--- BEGIN DATA EXTRACT ---

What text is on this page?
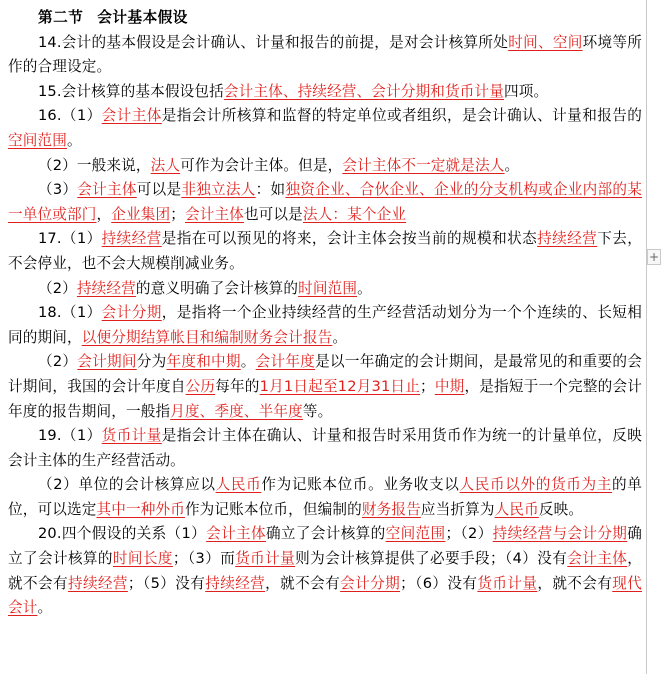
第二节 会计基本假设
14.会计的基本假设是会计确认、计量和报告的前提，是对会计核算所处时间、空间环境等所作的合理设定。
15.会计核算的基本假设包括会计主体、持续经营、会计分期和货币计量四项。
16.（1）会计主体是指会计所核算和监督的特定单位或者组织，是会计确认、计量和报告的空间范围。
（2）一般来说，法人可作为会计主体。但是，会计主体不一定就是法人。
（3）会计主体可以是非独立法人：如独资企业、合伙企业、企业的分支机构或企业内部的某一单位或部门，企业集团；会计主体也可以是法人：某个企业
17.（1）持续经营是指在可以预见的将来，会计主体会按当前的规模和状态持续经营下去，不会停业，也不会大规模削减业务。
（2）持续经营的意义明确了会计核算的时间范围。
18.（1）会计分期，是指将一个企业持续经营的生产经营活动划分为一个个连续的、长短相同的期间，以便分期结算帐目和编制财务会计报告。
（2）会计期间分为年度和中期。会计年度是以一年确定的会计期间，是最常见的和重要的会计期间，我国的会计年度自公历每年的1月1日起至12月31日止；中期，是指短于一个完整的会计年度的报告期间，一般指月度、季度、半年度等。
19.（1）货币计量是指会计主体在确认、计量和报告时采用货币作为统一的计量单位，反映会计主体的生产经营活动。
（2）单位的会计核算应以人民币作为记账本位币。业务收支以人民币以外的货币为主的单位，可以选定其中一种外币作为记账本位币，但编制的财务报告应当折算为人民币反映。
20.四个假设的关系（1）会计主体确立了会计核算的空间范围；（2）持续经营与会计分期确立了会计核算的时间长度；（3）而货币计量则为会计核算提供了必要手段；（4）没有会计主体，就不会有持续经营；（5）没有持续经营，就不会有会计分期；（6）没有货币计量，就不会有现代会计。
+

--- END DATA EXTRACT ---
--- BEGIN DATA EXTRACT ---

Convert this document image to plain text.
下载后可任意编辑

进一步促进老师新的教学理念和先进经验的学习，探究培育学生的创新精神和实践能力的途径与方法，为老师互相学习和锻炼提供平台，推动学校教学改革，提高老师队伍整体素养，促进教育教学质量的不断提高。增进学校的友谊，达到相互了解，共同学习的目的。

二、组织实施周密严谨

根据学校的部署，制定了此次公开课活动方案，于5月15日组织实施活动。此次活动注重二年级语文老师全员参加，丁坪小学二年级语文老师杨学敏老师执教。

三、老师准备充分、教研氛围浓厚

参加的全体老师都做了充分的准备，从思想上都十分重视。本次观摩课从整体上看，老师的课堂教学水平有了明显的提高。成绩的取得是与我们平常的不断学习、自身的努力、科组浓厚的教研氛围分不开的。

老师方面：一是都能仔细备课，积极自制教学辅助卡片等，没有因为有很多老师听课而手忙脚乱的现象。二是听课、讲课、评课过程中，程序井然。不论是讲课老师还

--- END DATA EXTRACT ---

§ **WHAT TO WORK ON**: Determine how many lines in the listing above hold the string "this", then write only the number.

§ **CORRECT OUTPUT**: 2